[Data excerpts]
## START

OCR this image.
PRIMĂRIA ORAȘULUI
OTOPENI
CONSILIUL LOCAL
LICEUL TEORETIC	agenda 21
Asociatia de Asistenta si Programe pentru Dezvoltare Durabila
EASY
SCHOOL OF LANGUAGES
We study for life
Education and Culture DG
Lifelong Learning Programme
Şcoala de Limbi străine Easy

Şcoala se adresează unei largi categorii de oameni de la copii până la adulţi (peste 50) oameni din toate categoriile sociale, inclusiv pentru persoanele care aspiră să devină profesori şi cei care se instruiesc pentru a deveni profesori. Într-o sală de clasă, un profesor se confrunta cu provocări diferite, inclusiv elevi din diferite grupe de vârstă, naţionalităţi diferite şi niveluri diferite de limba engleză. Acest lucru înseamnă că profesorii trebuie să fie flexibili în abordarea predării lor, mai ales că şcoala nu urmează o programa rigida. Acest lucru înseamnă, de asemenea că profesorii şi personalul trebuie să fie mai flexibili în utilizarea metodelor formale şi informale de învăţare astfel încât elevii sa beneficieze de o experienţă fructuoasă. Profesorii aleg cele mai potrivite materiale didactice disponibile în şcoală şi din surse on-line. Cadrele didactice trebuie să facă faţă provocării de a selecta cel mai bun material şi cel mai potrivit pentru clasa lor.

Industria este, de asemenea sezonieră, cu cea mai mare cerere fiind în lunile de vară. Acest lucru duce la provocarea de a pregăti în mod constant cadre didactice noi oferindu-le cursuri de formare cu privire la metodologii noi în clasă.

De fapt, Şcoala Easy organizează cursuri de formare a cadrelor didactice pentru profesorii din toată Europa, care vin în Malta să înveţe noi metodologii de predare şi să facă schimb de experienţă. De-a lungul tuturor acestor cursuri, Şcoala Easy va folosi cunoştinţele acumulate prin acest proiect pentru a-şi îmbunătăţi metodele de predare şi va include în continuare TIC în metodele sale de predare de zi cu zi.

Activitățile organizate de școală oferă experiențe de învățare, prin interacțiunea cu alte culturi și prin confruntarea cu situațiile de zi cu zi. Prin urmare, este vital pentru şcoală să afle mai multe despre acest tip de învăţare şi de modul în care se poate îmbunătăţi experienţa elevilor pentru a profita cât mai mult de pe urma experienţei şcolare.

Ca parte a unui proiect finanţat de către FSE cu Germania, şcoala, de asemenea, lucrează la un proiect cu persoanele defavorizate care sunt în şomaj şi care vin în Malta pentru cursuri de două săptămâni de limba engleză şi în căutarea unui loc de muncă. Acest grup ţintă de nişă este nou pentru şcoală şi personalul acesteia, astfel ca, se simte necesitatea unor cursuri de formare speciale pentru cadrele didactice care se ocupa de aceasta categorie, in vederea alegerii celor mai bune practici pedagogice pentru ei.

## END

(THE REQUEST)
Every record above needs to be repeated word for word.

(WORKED SOLUTION)
OCR this image.
PRIMĂRIA ORAȘULUI
OTOPENI
CONSILIUL LOCAL
LICEUL TEORETIC	agenda 21
Asociatia de Asistenta si Programe pentru Dezvoltare Durabila
EASY
SCHOOL OF LANGUAGES
We study for life
Education and Culture DG
Lifelong Learning Programme
Şcoala de Limbi străine Easy

Şcoala se adresează unei largi categorii de oameni de la copii până la adulţi (peste 50) oameni din toate categoriile sociale, inclusiv pentru persoanele care aspiră să devină profesori şi cei care se instruiesc pentru a deveni profesori. Într-o sală de clasă, un profesor se confrunta cu provocări diferite, inclusiv elevi din diferite grupe de vârstă, naţionalităţi diferite şi niveluri diferite de limba engleză. Acest lucru înseamnă că profesorii trebuie să fie flexibili în abordarea predării lor, mai ales că şcoala nu urmează o programa rigida. Acest lucru înseamnă, de asemenea că profesorii şi personalul trebuie să fie mai flexibili în utilizarea metodelor formale şi informale de învăţare astfel încât elevii sa beneficieze de o experienţă fructuoasă. Profesorii aleg cele mai potrivite materiale didactice disponibile în şcoală şi din surse on-line. Cadrele didactice trebuie să facă faţă provocării de a selecta cel mai bun material şi cel mai potrivit pentru clasa lor.

Industria este, de asemenea sezonieră, cu cea mai mare cerere fiind în lunile de vară. Acest lucru duce la provocarea de a pregăti în mod constant cadre didactice noi oferindu-le cursuri de formare cu privire la metodologii noi în clasă.

De fapt, Şcoala Easy organizează cursuri de formare a cadrelor didactice pentru profesorii din toată Europa, care vin în Malta să înveţe noi metodologii de predare şi să facă schimb de experienţă. De-a lungul tuturor acestor cursuri, Şcoala Easy va folosi cunoştinţele acumulate prin acest proiect pentru a-şi îmbunătăţi metodele de predare şi va include în continuare TIC în metodele sale de predare de zi cu zi.

Activitățile organizate de școală oferă experiențe de învățare, prin interacțiunea cu alte culturi și prin confruntarea cu situațiile de zi cu zi. Prin urmare, este vital pentru şcoală să afle mai multe despre acest tip de învăţare şi de modul în care se poate îmbunătăţi experienţa elevilor pentru a profita cât mai mult de pe urma experienţei şcolare.

Ca parte a unui proiect finanţat de către FSE cu Germania, şcoala, de asemenea, lucrează la un proiect cu persoanele defavorizate care sunt în şomaj şi care vin în Malta pentru cursuri de două săptămâni de limba engleză şi în căutarea unui loc de muncă. Acest grup ţintă de nişă este nou pentru şcoală şi personalul acesteia, astfel ca, se simte necesitatea unor cursuri de formare speciale pentru cadrele didactice care se ocupa de aceasta categorie, in vederea alegerii celor mai bune practici pedagogice pentru ei.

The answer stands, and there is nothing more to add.